Of the lines listed below, how many contain the string "next"? Answer with the number alone.

___ Records for this exercise

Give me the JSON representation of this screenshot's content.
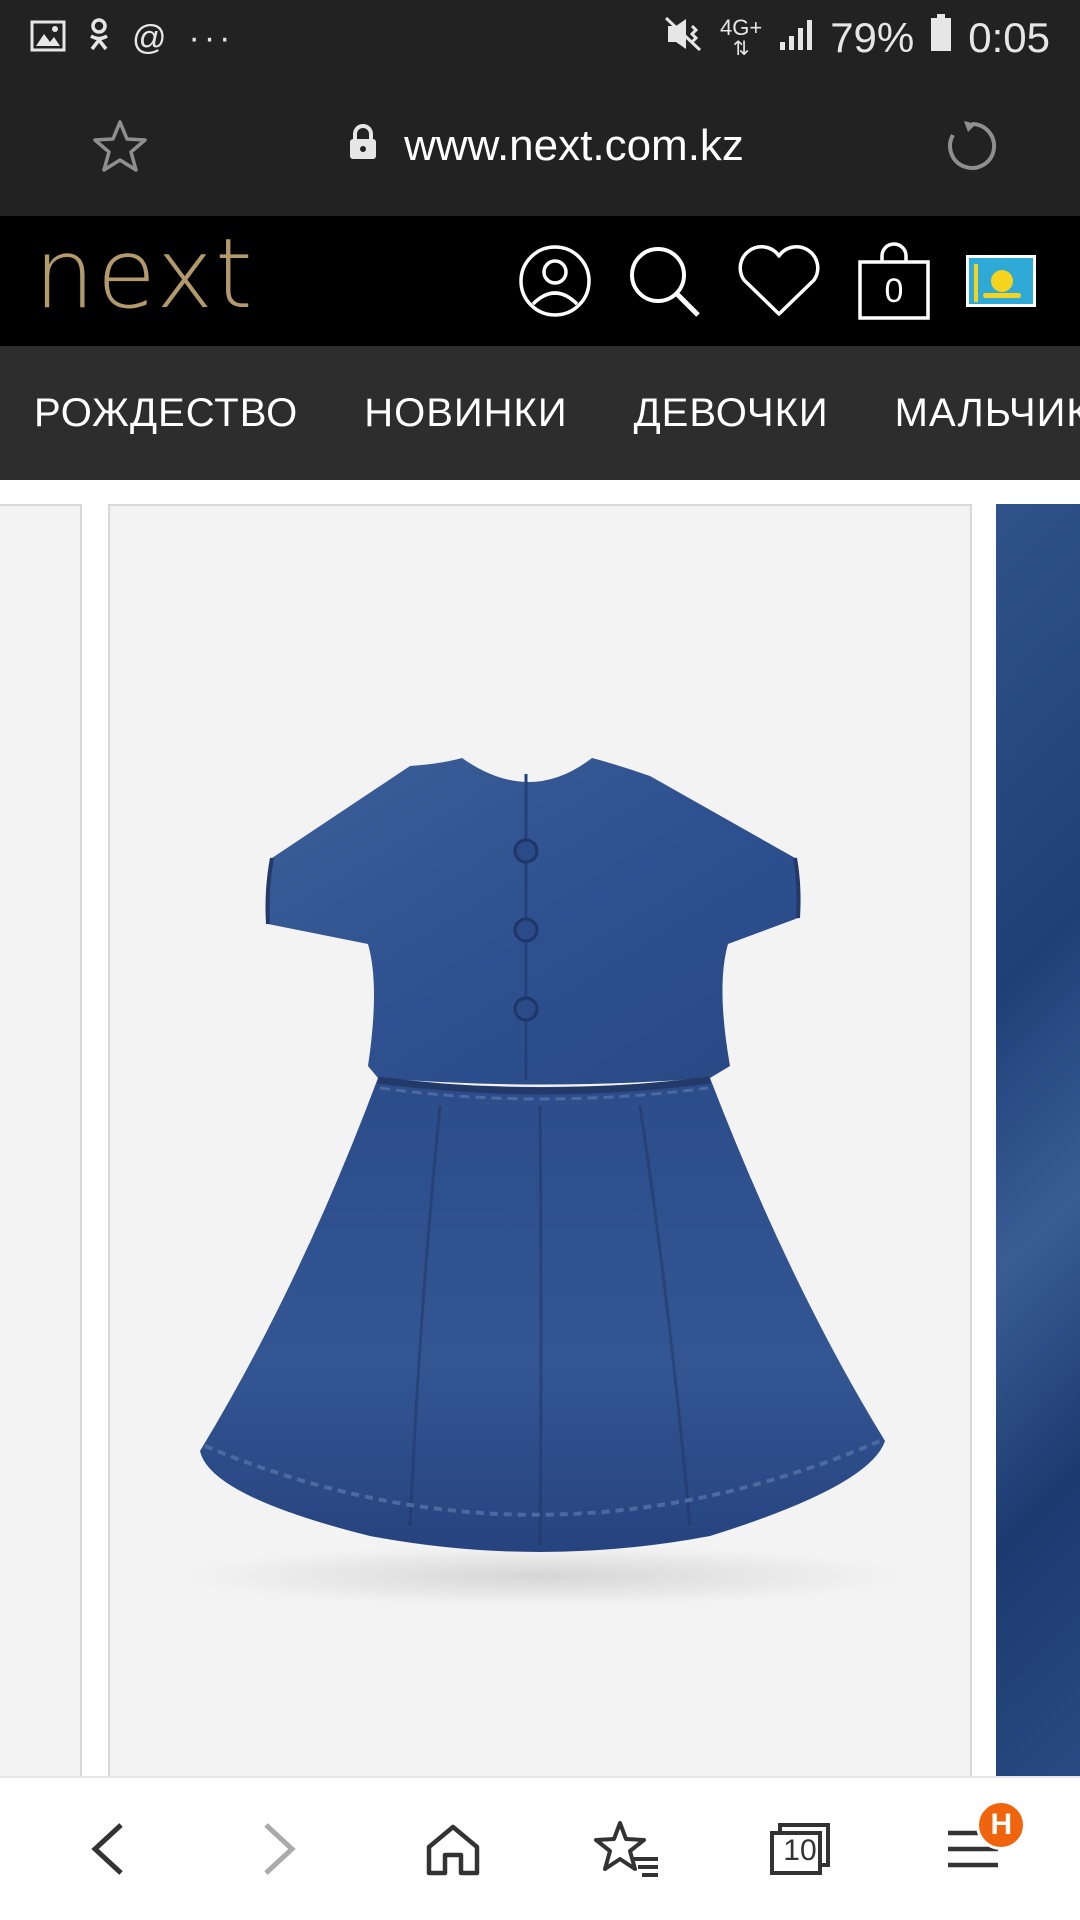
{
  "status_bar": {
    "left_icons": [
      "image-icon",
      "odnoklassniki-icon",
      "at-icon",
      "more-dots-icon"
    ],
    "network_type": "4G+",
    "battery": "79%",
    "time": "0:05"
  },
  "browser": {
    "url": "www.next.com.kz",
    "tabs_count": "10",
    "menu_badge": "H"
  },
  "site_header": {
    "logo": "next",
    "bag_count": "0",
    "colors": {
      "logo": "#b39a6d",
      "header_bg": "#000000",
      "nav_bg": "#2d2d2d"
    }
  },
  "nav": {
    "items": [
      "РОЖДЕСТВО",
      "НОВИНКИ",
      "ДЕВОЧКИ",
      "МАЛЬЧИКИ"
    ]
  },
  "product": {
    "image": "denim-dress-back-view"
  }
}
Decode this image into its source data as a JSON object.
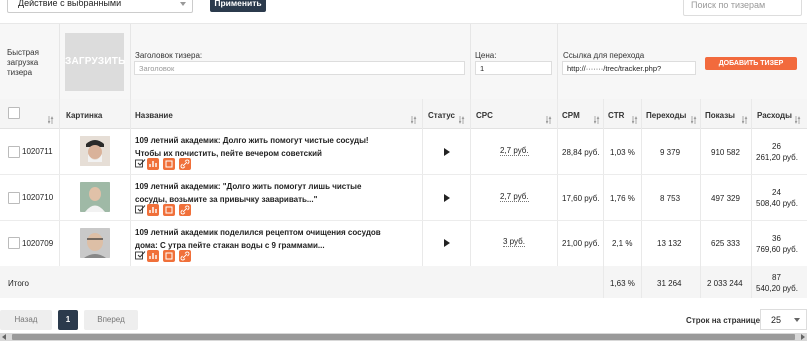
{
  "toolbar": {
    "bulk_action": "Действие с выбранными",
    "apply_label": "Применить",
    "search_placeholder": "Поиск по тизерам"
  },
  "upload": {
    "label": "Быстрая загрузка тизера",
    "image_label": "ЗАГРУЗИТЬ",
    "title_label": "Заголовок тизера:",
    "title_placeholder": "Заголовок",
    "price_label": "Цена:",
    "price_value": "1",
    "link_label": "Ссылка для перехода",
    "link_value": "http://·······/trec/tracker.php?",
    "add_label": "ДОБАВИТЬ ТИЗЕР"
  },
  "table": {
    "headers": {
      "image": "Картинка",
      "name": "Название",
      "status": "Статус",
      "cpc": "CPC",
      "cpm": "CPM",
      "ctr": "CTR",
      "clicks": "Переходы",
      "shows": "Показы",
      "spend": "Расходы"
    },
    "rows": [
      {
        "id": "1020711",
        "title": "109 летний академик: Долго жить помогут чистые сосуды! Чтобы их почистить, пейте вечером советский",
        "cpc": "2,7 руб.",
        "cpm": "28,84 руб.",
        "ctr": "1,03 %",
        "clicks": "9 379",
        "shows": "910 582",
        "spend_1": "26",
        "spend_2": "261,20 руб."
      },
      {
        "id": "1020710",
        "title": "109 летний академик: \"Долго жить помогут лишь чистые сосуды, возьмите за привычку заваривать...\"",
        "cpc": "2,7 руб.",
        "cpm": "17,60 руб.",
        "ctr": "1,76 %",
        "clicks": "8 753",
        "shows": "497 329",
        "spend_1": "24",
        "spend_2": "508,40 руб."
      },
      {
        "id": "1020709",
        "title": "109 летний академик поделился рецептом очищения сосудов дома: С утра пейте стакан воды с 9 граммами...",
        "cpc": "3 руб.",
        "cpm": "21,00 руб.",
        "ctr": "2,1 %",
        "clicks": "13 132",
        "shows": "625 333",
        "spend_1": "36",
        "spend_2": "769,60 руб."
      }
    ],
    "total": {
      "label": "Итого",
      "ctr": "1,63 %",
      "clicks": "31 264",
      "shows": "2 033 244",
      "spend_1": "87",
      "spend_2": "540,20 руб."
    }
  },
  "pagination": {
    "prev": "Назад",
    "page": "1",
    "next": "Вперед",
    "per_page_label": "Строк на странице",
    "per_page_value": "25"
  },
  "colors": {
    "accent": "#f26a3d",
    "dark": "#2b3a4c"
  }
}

______

The result: 3